## WHAT NEEDS TO BE DONE
All lines of the records below that contain the word "genetic" must be listed.

◆ ◆ ◆ ◆ ◆

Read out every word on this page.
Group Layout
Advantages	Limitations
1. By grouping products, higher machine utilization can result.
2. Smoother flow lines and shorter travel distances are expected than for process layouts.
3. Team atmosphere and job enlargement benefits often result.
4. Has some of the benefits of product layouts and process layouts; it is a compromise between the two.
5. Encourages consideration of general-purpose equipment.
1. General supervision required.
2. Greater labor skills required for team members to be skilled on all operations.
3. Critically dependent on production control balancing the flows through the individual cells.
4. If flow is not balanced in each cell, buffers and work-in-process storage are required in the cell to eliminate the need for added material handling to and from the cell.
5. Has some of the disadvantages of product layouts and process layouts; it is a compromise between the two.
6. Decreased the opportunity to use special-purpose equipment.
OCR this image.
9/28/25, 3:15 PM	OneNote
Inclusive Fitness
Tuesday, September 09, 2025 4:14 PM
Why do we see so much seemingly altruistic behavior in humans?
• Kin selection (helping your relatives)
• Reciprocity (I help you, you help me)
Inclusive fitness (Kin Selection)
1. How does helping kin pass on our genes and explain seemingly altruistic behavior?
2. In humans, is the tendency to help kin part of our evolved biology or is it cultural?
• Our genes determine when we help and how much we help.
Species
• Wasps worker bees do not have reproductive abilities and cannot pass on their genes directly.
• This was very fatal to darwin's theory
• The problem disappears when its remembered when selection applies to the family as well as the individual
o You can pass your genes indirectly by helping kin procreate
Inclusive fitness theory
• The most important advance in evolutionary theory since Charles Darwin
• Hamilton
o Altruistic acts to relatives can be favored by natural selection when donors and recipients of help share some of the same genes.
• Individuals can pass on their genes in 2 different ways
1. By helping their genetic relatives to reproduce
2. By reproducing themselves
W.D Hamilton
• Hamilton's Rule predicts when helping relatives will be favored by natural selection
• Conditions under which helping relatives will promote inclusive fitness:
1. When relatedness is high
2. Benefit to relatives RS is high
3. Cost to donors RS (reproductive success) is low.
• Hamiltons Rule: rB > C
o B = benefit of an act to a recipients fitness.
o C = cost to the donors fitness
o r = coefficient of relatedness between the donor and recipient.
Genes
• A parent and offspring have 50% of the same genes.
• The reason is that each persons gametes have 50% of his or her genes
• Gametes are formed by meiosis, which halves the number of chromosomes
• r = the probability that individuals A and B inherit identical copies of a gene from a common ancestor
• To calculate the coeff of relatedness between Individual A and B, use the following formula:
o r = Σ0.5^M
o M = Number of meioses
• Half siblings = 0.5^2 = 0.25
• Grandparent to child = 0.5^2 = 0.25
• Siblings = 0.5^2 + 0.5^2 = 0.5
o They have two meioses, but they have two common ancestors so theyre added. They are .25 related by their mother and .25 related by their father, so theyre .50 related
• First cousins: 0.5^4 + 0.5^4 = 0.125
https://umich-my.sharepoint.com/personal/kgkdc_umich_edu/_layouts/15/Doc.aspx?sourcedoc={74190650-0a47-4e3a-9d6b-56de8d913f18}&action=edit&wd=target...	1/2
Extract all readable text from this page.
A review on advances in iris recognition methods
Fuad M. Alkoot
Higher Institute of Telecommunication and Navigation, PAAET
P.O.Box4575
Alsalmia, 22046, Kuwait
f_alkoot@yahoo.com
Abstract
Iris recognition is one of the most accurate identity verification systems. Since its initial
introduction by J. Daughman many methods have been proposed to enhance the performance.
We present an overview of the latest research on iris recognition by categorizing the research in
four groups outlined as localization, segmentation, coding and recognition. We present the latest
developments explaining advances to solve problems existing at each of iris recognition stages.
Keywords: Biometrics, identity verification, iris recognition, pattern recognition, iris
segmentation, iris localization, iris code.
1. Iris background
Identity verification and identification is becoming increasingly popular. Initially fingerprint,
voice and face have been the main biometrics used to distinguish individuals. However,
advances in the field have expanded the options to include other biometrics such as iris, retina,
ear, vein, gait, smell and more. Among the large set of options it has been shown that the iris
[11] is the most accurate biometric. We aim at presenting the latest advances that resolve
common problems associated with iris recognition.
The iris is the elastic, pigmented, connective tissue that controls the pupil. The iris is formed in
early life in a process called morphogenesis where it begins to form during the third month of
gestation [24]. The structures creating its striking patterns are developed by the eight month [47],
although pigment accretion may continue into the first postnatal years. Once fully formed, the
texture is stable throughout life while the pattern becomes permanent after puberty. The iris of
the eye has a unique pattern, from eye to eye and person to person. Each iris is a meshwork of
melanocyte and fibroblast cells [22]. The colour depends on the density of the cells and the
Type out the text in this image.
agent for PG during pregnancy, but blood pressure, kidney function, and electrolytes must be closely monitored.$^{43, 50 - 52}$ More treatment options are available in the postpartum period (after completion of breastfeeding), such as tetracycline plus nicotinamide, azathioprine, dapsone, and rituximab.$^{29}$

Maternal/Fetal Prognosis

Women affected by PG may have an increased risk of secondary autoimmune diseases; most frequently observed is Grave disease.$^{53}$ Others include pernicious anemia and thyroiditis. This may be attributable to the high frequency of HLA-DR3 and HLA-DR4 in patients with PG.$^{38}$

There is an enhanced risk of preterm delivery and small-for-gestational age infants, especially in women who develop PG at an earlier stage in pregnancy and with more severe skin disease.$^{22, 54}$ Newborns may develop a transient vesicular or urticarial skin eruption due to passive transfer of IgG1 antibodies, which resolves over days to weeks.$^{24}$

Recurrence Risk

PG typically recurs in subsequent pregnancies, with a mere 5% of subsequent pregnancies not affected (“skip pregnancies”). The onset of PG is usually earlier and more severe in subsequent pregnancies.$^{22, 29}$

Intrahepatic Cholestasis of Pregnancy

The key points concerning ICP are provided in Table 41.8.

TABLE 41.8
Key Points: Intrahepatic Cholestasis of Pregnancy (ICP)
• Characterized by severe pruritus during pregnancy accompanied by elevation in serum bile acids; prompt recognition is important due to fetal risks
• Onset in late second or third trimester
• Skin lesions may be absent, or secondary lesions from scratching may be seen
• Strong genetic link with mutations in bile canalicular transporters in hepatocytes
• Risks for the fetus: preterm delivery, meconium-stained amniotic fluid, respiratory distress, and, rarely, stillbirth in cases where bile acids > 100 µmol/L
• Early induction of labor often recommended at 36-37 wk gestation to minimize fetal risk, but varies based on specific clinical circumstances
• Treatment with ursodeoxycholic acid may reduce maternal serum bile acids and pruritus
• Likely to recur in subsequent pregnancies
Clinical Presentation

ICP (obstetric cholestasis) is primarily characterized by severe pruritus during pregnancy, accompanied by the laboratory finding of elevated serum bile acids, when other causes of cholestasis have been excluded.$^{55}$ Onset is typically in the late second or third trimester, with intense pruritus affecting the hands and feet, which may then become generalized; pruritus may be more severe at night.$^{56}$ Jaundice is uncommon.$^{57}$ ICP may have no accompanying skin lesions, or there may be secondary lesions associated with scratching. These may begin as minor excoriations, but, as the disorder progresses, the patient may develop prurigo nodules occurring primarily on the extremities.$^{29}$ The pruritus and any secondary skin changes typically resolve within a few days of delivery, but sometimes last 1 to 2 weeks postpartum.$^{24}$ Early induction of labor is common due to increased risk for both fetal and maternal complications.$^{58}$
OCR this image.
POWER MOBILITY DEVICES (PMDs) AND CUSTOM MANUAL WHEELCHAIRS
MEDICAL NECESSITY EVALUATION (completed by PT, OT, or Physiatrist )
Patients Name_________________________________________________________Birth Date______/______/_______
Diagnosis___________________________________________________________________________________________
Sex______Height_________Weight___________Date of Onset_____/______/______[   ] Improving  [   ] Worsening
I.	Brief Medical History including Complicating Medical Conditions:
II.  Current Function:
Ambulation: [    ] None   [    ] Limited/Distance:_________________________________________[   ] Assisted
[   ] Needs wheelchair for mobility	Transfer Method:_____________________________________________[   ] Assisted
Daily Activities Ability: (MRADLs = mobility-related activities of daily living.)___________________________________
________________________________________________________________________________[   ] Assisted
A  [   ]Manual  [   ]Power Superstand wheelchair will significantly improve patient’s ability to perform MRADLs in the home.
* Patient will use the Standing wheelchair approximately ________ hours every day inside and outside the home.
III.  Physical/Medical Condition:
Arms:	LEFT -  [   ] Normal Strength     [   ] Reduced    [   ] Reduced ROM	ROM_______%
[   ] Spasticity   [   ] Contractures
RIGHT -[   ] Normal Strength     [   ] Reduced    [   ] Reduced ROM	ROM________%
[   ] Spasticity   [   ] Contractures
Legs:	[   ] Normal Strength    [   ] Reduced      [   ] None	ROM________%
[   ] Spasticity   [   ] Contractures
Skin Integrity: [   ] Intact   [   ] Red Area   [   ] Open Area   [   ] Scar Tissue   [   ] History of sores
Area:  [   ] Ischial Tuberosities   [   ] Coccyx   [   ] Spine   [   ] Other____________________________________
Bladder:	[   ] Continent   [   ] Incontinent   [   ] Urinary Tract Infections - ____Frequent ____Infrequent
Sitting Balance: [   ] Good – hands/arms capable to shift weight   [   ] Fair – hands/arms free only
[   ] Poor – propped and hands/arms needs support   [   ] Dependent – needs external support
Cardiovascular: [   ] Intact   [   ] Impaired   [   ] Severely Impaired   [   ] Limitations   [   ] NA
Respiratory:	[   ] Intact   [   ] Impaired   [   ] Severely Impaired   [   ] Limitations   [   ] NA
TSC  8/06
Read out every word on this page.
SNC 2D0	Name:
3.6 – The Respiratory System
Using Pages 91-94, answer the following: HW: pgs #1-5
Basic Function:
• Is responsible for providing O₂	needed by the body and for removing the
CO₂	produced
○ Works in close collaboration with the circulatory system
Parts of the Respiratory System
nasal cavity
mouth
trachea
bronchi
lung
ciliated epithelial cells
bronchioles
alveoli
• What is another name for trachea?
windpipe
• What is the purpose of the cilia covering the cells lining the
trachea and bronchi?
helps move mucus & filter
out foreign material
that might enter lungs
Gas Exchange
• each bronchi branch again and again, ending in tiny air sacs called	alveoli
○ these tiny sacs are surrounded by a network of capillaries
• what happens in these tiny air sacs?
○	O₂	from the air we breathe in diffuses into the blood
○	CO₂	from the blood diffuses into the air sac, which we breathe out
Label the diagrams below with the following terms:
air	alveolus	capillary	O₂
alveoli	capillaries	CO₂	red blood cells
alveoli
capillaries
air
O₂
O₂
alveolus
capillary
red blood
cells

◆ ◆ ◆ ◆ ◆

## SOLUTION TO THE PROBLEM
1. By helping their genetic relatives to reproduce
• Strong genetic link with mutations in bile canalicular transporters in hepatocytes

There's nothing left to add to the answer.